Below is a listing to write out in full, exactly as given, without its pictures.

** Start of Listed records **

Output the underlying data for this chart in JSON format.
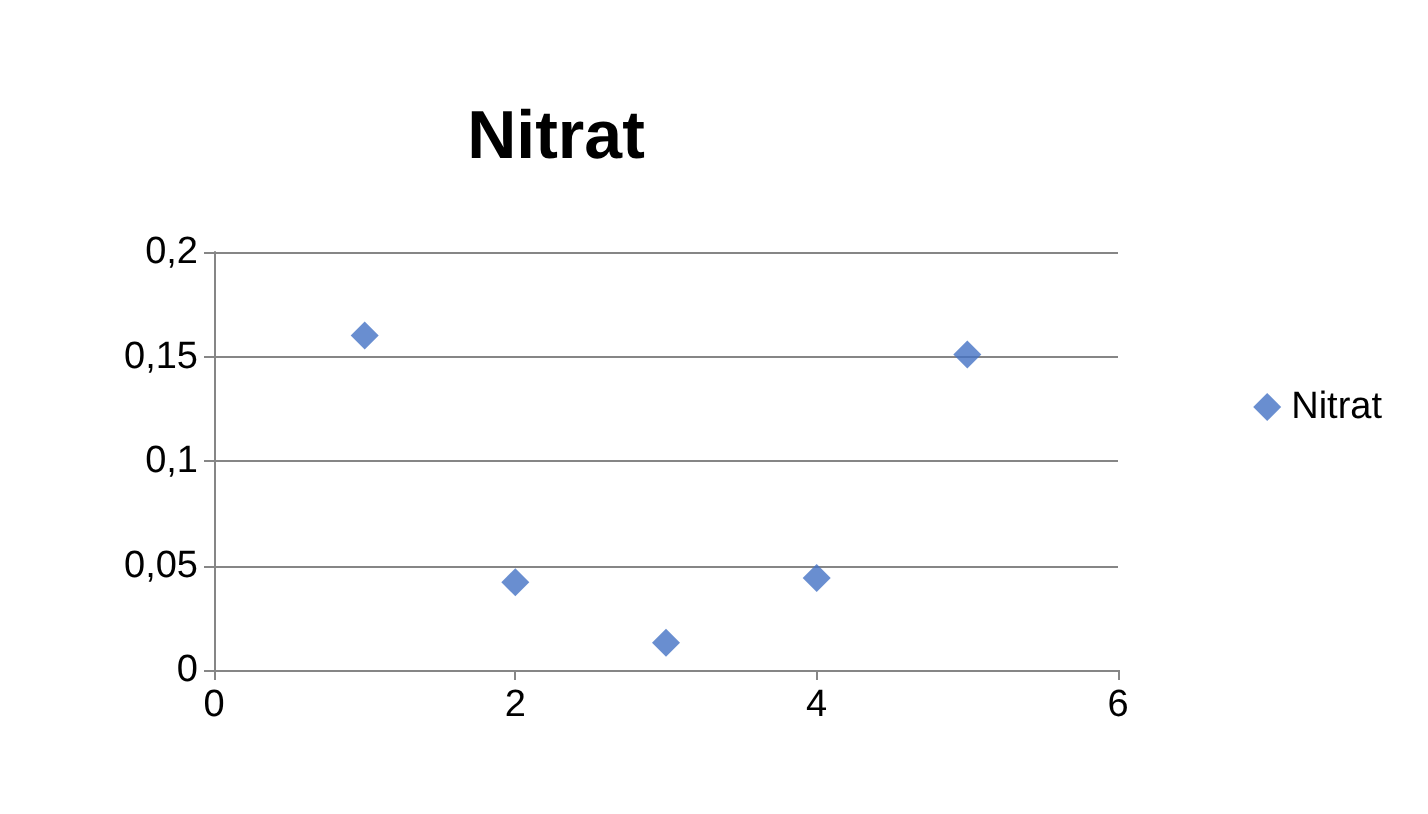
{
  "chart_data": {
    "type": "scatter",
    "title": "Nitrat",
    "x": [
      1,
      2,
      3,
      4,
      5
    ],
    "series": [
      {
        "name": "Nitrat",
        "color": "#4472c4",
        "values": [
          0.16,
          0.042,
          0.013,
          0.044,
          0.151
        ]
      }
    ],
    "xlim": [
      0,
      6
    ],
    "xticks": [
      0,
      2,
      4,
      6
    ],
    "ylim": [
      0,
      0.2
    ],
    "yticks": [
      0,
      {
        "value": 0.05,
        "label": "0,05"
      },
      {
        "value": 0.1,
        "label": "0,1"
      },
      {
        "value": 0.15,
        "label": "0,15"
      },
      {
        "value": 0.2,
        "label": "0,2"
      }
    ],
    "grid": "y",
    "legend": "right",
    "marker": "diamond"
  }
}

** End of Listed records **

#### Answer for this exercise
Output the underlying data for this chart in JSON format.
{
  "chart_data": {
    "type": "scatter",
    "title": "Nitrat",
    "x": [
      1,
      2,
      3,
      4,
      5
    ],
    "series": [
      {
        "name": "Nitrat",
        "color": "#4472c4",
        "values": [
          0.16,
          0.042,
          0.013,
          0.044,
          0.151
        ]
      }
    ],
    "xlim": [
      0,
      6
    ],
    "xticks": [
      0,
      2,
      4,
      6
    ],
    "ylim": [
      0,
      0.2
    ],
    "yticks": [
      0,
      {
        "value": 0.05,
        "label": "0,05"
      },
      {
        "value": 0.1,
        "label": "0,1"
      },
      {
        "value": 0.15,
        "label": "0,15"
      },
      {
        "value": 0.2,
        "label": "0,2"
      }
    ],
    "grid": "y",
    "legend": "right",
    "marker": "diamond"
  }
}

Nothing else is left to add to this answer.